:: Given entries

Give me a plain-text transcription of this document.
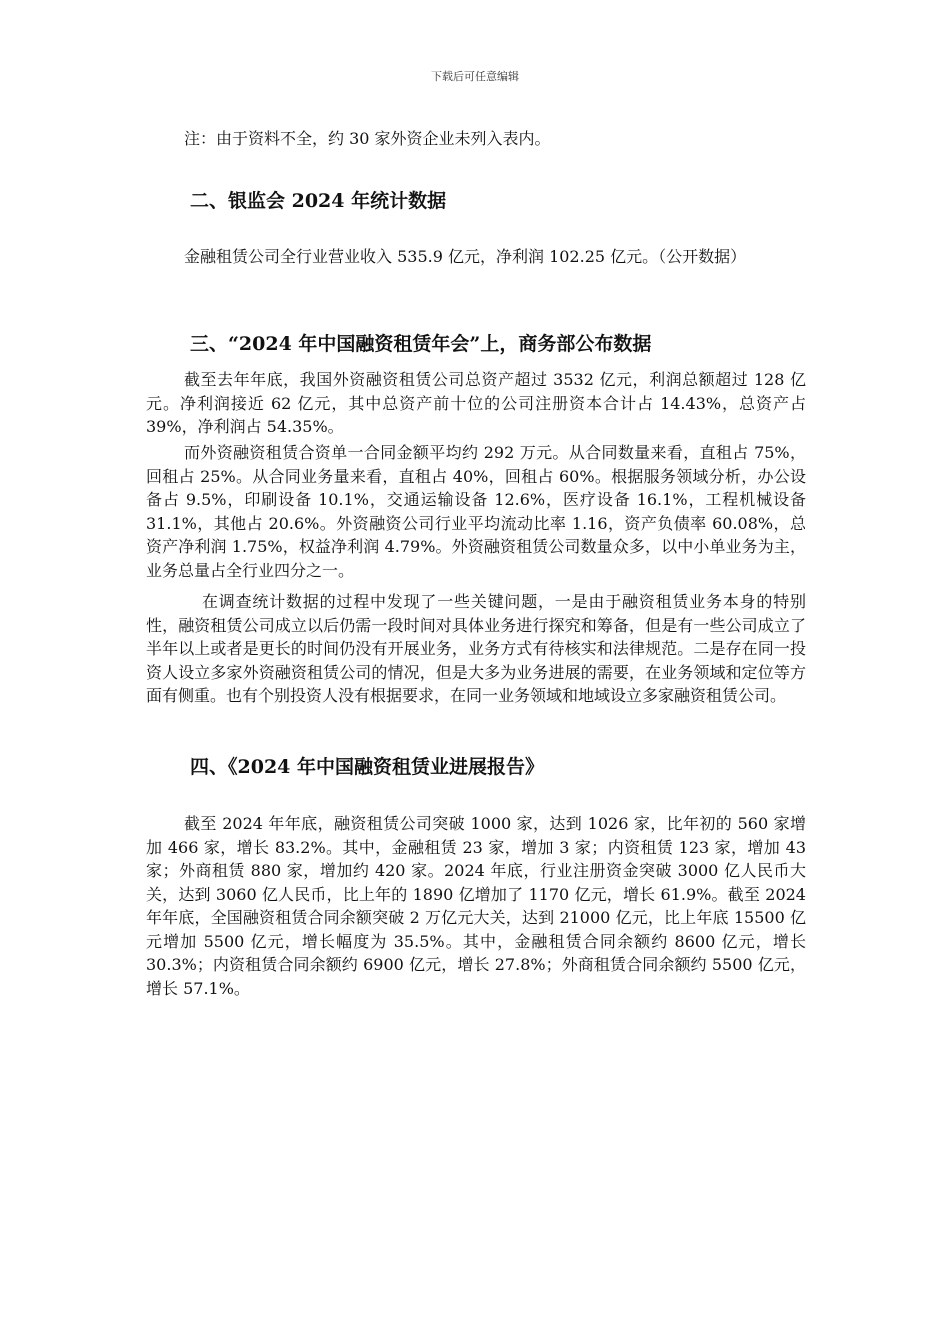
下载后可任意编辑

注：由于资料不全，约 30 家外资企业未列入表内。

二、银监会 2024 年统计数据

金融租赁公司全行业营业收入 535.9 亿元，净利润 102.25 亿元。（公开数据）

三、“2024 年中国融资租赁年会”上，商务部公布数据

截至去年年底，我国外资融资租赁公司总资产超过 3532 亿元，利润总额超过 128 亿元。净利润接近 62 亿元，其中总资产前十位的公司注册资本合计占 14.43%，总资产占 39%，净利润占 54.35%。

而外资融资租赁合资单一合同金额平均约 292 万元。从合同数量来看，直租占 75%，回租占 25%。从合同业务量来看，直租占 40%，回租占 60%。根据服务领域分析，办公设备占 9.5%，印刷设备 10.1%，交通运输设备 12.6%，医疗设备 16.1%，工程机械设备 31.1%，其他占 20.6%。外资融资公司行业平均流动比率 1.16，资产负债率 60.08%，总资产净利润 1.75%，权益净利润 4.79%。外资融资租赁公司数量众多，以中小单业务为主，业务总量占全行业四分之一。

在调查统计数据的过程中发现了一些关键问题，一是由于融资租赁业务本身的特别性，融资租赁公司成立以后仍需一段时间对具体业务进行探究和筹备，但是有一些公司成立了半年以上或者是更长的时间仍没有开展业务，业务方式有待核实和法律规范。二是存在同一投资人设立多家外资融资租赁公司的情况，但是大多为业务进展的需要，在业务领域和定位等方面有侧重。也有个别投资人没有根据要求，在同一业务领域和地域设立多家融资租赁公司。

四、《2024 年中国融资租赁业进展报告》

截至 2024 年年底，融资租赁公司突破 1000 家，达到 1026 家，比年初的 560 家增加 466 家，增长 83.2%。其中，金融租赁 23 家，增加 3 家；内资租赁 123 家，增加 43 家；外商租赁 880 家，增加约 420 家。2024 年底，行业注册资金突破 3000 亿人民币大关，达到 3060 亿人民币，比上年的 1890 亿增加了 1170 亿元，增长 61.9%。截至 2024 年年底，全国融资租赁合同余额突破 2 万亿元大关，达到 21000 亿元，比上年底 15500 亿元增加 5500 亿元，增长幅度为 35.5%。其中，金融租赁合同余额约 8600 亿元，增长 30.3%；内资租赁合同余额约 6900 亿元，增长 27.8%；外商租赁合同余额约 5500 亿元，增长 57.1%。
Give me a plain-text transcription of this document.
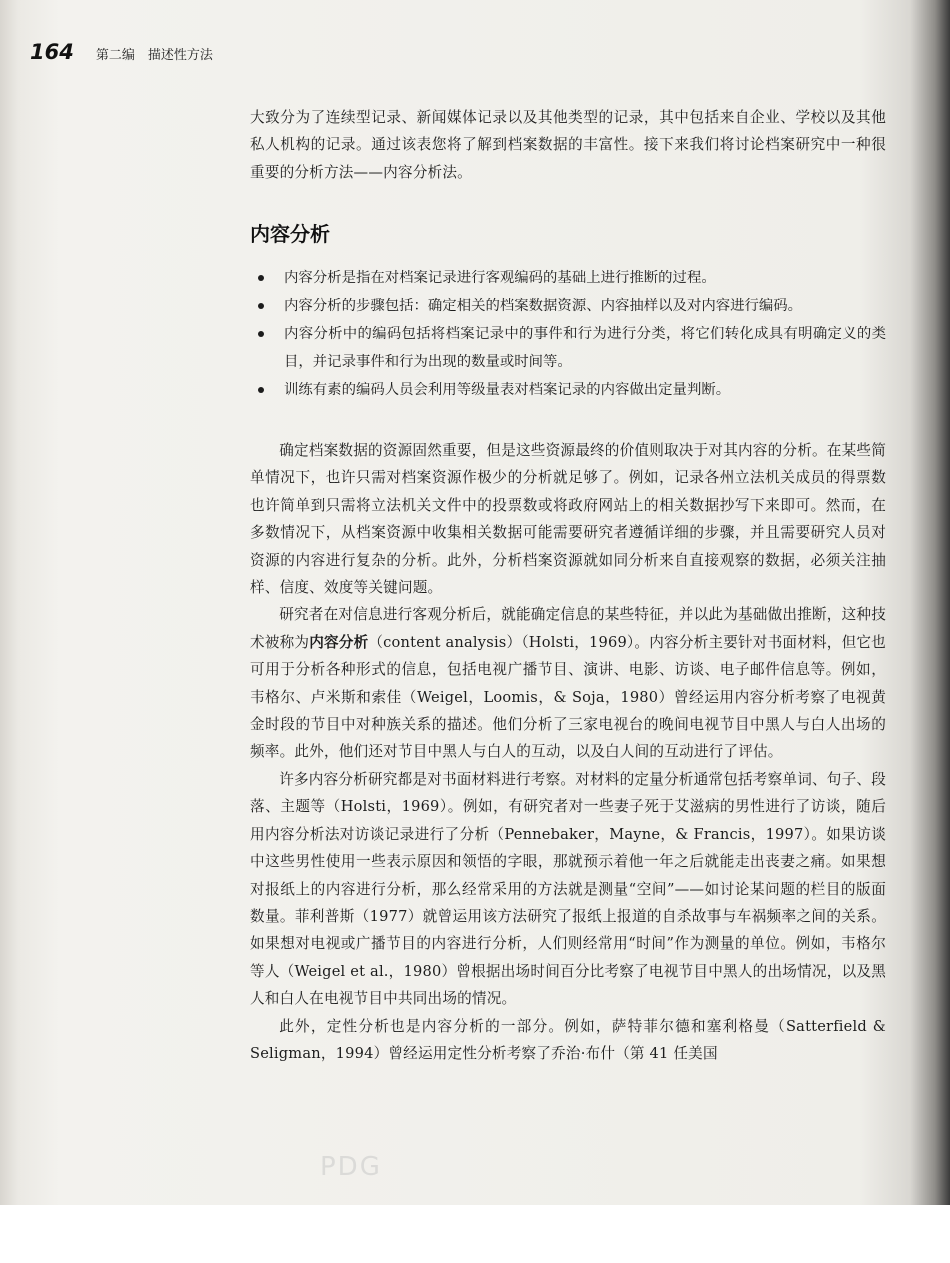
164 第二编　描述性方法
大致分为了连续型记录、新闻媒体记录以及其他类型的记录，其中包括来自企业、学校以及其他私人机构的记录。通过该表您将了解到档案数据的丰富性。接下来我们将讨论档案研究中一种很重要的分析方法——内容分析法。
内容分析
内容分析是指在对档案记录进行客观编码的基础上进行推断的过程。
内容分析的步骤包括：确定相关的档案数据资源、内容抽样以及对内容进行编码。
内容分析中的编码包括将档案记录中的事件和行为进行分类，将它们转化成具有明确定义的类目，并记录事件和行为出现的数量或时间等。
训练有素的编码人员会利用等级量表对档案记录的内容做出定量判断。

确定档案数据的资源固然重要，但是这些资源最终的价值则取决于对其内容的分析。在某些简单情况下，也许只需对档案资源作极少的分析就足够了。例如，记录各州立法机关成员的得票数也许简单到只需将立法机关文件中的投票数或将政府网站上的相关数据抄写下来即可。然而，在多数情况下，从档案资源中收集相关数据可能需要研究者遵循详细的步骤，并且需要研究人员对资源的内容进行复杂的分析。此外，分析档案资源就如同分析来自直接观察的数据，必须关注抽样、信度、效度等关键问题。

研究者在对信息进行客观分析后，就能确定信息的某些特征，并以此为基础做出推断，这种技术被称为内容分析（content analysis）（Holsti，1969）。内容分析主要针对书面材料，但它也可用于分析各种形式的信息，包括电视广播节目、演讲、电影、访谈、电子邮件信息等。例如，韦格尔、卢米斯和索佳（Weigel，Loomis，& Soja，1980）曾经运用内容分析考察了电视黄金时段的节目中对种族关系的描述。他们分析了三家电视台的晚间电视节目中黑人与白人出场的频率。此外，他们还对节目中黑人与白人的互动，以及白人间的互动进行了评估。

许多内容分析研究都是对书面材料进行考察。对材料的定量分析通常包括考察单词、句子、段落、主题等（Holsti，1969）。例如，有研究者对一些妻子死于艾滋病的男性进行了访谈，随后用内容分析法对访谈记录进行了分析（Pennebaker，Mayne，& Francis，1997）。如果访谈中这些男性使用一些表示原因和领悟的字眼，那就预示着他一年之后就能走出丧妻之痛。如果想对报纸上的内容进行分析，那么经常采用的方法就是测量“空间”——如讨论某问题的栏目的版面数量。菲利普斯（1977）就曾运用该方法研究了报纸上报道的自杀故事与车祸频率之间的关系。如果想对电视或广播节目的内容进行分析，人们则经常用“时间”作为测量的单位。例如，韦格尔等人（Weigel et al.，1980）曾根据出场时间百分比考察了电视节目中黑人的出场情况，以及黑人和白人在电视节目中共同出场的情况。

此外，定性分析也是内容分析的一部分。例如，萨特菲尔德和塞利格曼（Satterfield & Seligman，1994）曾经运用定性分析考察了乔治·布什（第 41 任美国

PDG
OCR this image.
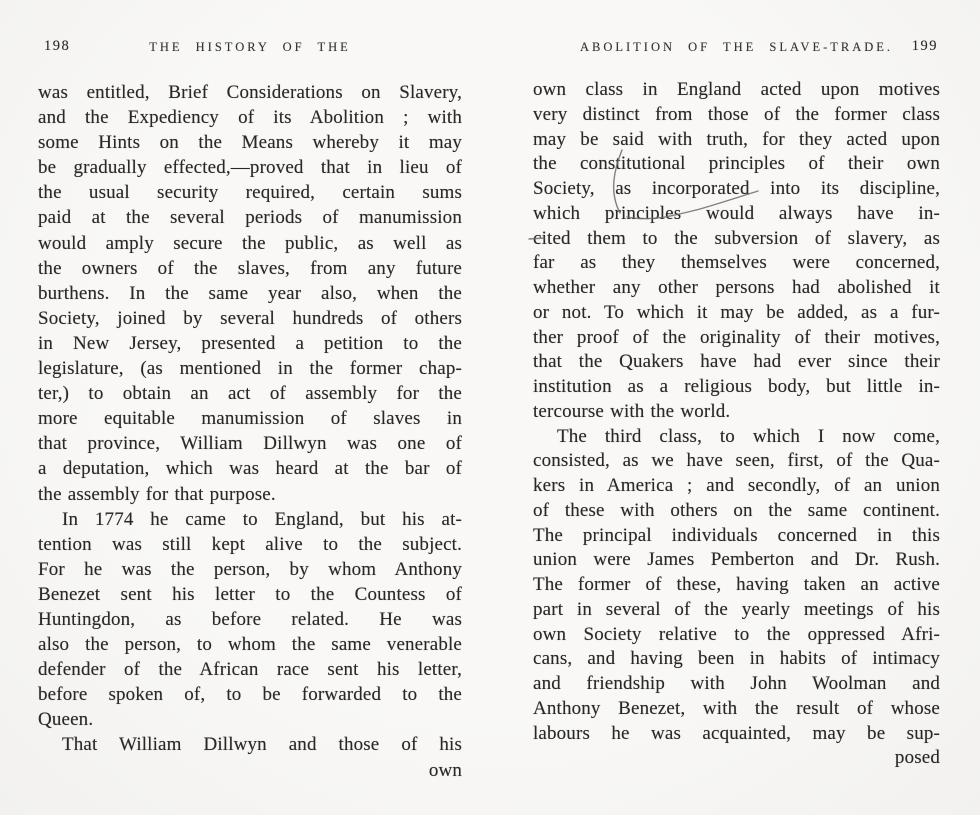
198	THE HISTORY OF THE
was entitled, Brief Considerations on Slavery,
and the Expediency of its Abolition ; with
some Hints on the Means whereby it may
be gradually effected,—proved that in lieu of
the usual security required, certain sums
paid at the several periods of manumission
would amply secure the public, as well as
the owners of the slaves, from any future
burthens. In the same year also, when the
Society, joined by several hundreds of others
in New Jersey, presented a petition to the
legislature, (as mentioned in the former chap-
ter,) to obtain an act of assembly for the
more equitable manumission of slaves in
that province, William Dillwyn was one of
a deputation, which was heard at the bar of
the assembly for that purpose.
In 1774 he came to England, but his at-
tention was still kept alive to the subject.
For he was the person, by whom Anthony
Benezet sent his letter to the Countess of
Huntingdon, as before related. He was
also the person, to whom the same venerable
defender of the African race sent his letter,
before spoken of, to be forwarded to the
Queen.
That William Dillwyn and those of his
own
ABOLITION OF THE SLAVE-TRADE.	199
own class in England acted upon motives
very distinct from those of the former class
may be said with truth, for they acted upon
the constitutional principles of their own
Society, as incorporated into its discipline,
which principles would always have in-
cited them to the subversion of slavery, as
far as they themselves were concerned,
whether any other persons had abolished it
or not. To which it may be added, as a fur-
ther proof of the originality of their motives,
that the Quakers have had ever since their
institution as a religious body, but little in-
tercourse with the world.
The third class, to which I now come,
consisted, as we have seen, first, of the Qua-
kers in America ; and secondly, of an union
of these with others on the same continent.
The principal individuals concerned in this
union were James Pemberton and Dr. Rush.
The former of these, having taken an active
part in several of the yearly meetings of his
own Society relative to the oppressed Afri-
cans, and having been in habits of intimacy
and friendship with John Woolman and
Anthony Benezet, with the result of whose
labours he was acquainted, may be sup-
posed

::::

Challenge :: Keep the pictures out of your copy, and repeat every entry above exactly.

The answer ::
Give me a plain-text transcription of this document.
下载后可任意编辑

注：由于资料不全，约 30 家外资企业未列入表内。

二、银监会 2024 年统计数据

金融租赁公司全行业营业收入 535.9 亿元，净利润 102.25 亿元。（公开数据）

三、“2024 年中国融资租赁年会”上，商务部公布数据

截至去年年底，我国外资融资租赁公司总资产超过 3532 亿元，利润总额超过 128 亿元。净利润接近 62 亿元，其中总资产前十位的公司注册资本合计占 14.43%，总资产占 39%，净利润占 54.35%。

而外资融资租赁合资单一合同金额平均约 292 万元。从合同数量来看，直租占 75%，回租占 25%。从合同业务量来看，直租占 40%，回租占 60%。根据服务领域分析，办公设备占 9.5%，印刷设备 10.1%，交通运输设备 12.6%，医疗设备 16.1%，工程机械设备 31.1%，其他占 20.6%。外资融资公司行业平均流动比率 1.16，资产负债率 60.08%，总资产净利润 1.75%，权益净利润 4.79%。外资融资租赁公司数量众多，以中小单业务为主，业务总量占全行业四分之一。

在调查统计数据的过程中发现了一些关键问题，一是由于融资租赁业务本身的特别性，融资租赁公司成立以后仍需一段时间对具体业务进行探究和筹备，但是有一些公司成立了半年以上或者是更长的时间仍没有开展业务，业务方式有待核实和法律规范。二是存在同一投资人设立多家外资融资租赁公司的情况，但是大多为业务进展的需要，在业务领域和定位等方面有侧重。也有个别投资人没有根据要求，在同一业务领域和地域设立多家融资租赁公司。

四、《2024 年中国融资租赁业进展报告》

截至 2024 年年底，融资租赁公司突破 1000 家，达到 1026 家，比年初的 560 家增加 466 家，增长 83.2%。其中，金融租赁 23 家，增加 3 家；内资租赁 123 家，增加 43 家；外商租赁 880 家，增加约 420 家。2024 年底，行业注册资金突破 3000 亿人民币大关，达到 3060 亿人民币，比上年的 1890 亿增加了 1170 亿元，增长 61.9%。截至 2024 年年底，全国融资租赁合同余额突破 2 万亿元大关，达到 21000 亿元，比上年底 15500 亿元增加 5500 亿元，增长幅度为 35.5%。其中，金融租赁合同余额约 8600 亿元，增长 30.3%；内资租赁合同余额约 6900 亿元，增长 27.8%；外商租赁合同余额约 5500 亿元，增长 57.1%。
Give me a plain-text transcription of this document.
164 第二编　描述性方法
大致分为了连续型记录、新闻媒体记录以及其他类型的记录，其中包括来自企业、学校以及其他私人机构的记录。通过该表您将了解到档案数据的丰富性。接下来我们将讨论档案研究中一种很重要的分析方法——内容分析法。
内容分析
内容分析是指在对档案记录进行客观编码的基础上进行推断的过程。
内容分析的步骤包括：确定相关的档案数据资源、内容抽样以及对内容进行编码。
内容分析中的编码包括将档案记录中的事件和行为进行分类，将它们转化成具有明确定义的类目，并记录事件和行为出现的数量或时间等。
训练有素的编码人员会利用等级量表对档案记录的内容做出定量判断。

确定档案数据的资源固然重要，但是这些资源最终的价值则取决于对其内容的分析。在某些简单情况下，也许只需对档案资源作极少的分析就足够了。例如，记录各州立法机关成员的得票数也许简单到只需将立法机关文件中的投票数或将政府网站上的相关数据抄写下来即可。然而，在多数情况下，从档案资源中收集相关数据可能需要研究者遵循详细的步骤，并且需要研究人员对资源的内容进行复杂的分析。此外，分析档案资源就如同分析来自直接观察的数据，必须关注抽样、信度、效度等关键问题。

研究者在对信息进行客观分析后，就能确定信息的某些特征，并以此为基础做出推断，这种技术被称为内容分析（content analysis）（Holsti，1969）。内容分析主要针对书面材料，但它也可用于分析各种形式的信息，包括电视广播节目、演讲、电影、访谈、电子邮件信息等。例如，韦格尔、卢米斯和索佳（Weigel，Loomis，& Soja，1980）曾经运用内容分析考察了电视黄金时段的节目中对种族关系的描述。他们分析了三家电视台的晚间电视节目中黑人与白人出场的频率。此外，他们还对节目中黑人与白人的互动，以及白人间的互动进行了评估。

许多内容分析研究都是对书面材料进行考察。对材料的定量分析通常包括考察单词、句子、段落、主题等（Holsti，1969）。例如，有研究者对一些妻子死于艾滋病的男性进行了访谈，随后用内容分析法对访谈记录进行了分析（Pennebaker，Mayne，& Francis，1997）。如果访谈中这些男性使用一些表示原因和领悟的字眼，那就预示着他一年之后就能走出丧妻之痛。如果想对报纸上的内容进行分析，那么经常采用的方法就是测量“空间”——如讨论某问题的栏目的版面数量。菲利普斯（1977）就曾运用该方法研究了报纸上报道的自杀故事与车祸频率之间的关系。如果想对电视或广播节目的内容进行分析，人们则经常用“时间”作为测量的单位。例如，韦格尔等人（Weigel et al.，1980）曾根据出场时间百分比考察了电视节目中黑人的出场情况，以及黑人和白人在电视节目中共同出场的情况。

此外，定性分析也是内容分析的一部分。例如，萨特菲尔德和塞利格曼（Satterfield & Seligman，1994）曾经运用定性分析考察了乔治·布什（第 41 任美国

PDG
OCR this image.
198	THE HISTORY OF THE
was entitled, Brief Considerations on Slavery,
and the Expediency of its Abolition ; with
some Hints on the Means whereby it may
be gradually effected,—proved that in lieu of
the usual security required, certain sums
paid at the several periods of manumission
would amply secure the public, as well as
the owners of the slaves, from any future
burthens. In the same year also, when the
Society, joined by several hundreds of others
in New Jersey, presented a petition to the
legislature, (as mentioned in the former chap-
ter,) to obtain an act of assembly for the
more equitable manumission of slaves in
that province, William Dillwyn was one of
a deputation, which was heard at the bar of
the assembly for that purpose.
In 1774 he came to England, but his at-
tention was still kept alive to the subject.
For he was the person, by whom Anthony
Benezet sent his letter to the Countess of
Huntingdon, as before related. He was
also the person, to whom the same venerable
defender of the African race sent his letter,
before spoken of, to be forwarded to the
Queen.
That William Dillwyn and those of his
own
ABOLITION OF THE SLAVE-TRADE.	199
own class in England acted upon motives
very distinct from those of the former class
may be said with truth, for they acted upon
the constitutional principles of their own
Society, as incorporated into its discipline,
which principles would always have in-
cited them to the subversion of slavery, as
far as they themselves were concerned,
whether any other persons had abolished it
or not. To which it may be added, as a fur-
ther proof of the originality of their motives,
that the Quakers have had ever since their
institution as a religious body, but little in-
tercourse with the world.
The third class, to which I now come,
consisted, as we have seen, first, of the Qua-
kers in America ; and secondly, of an union
of these with others on the same continent.
The principal individuals concerned in this
union were James Pemberton and Dr. Rush.
The former of these, having taken an active
part in several of the yearly meetings of his
own Society relative to the oppressed Afri-
cans, and having been in habits of intimacy
and friendship with John Woolman and
Anthony Benezet, with the result of whose
labours he was acquainted, may be sup-
posed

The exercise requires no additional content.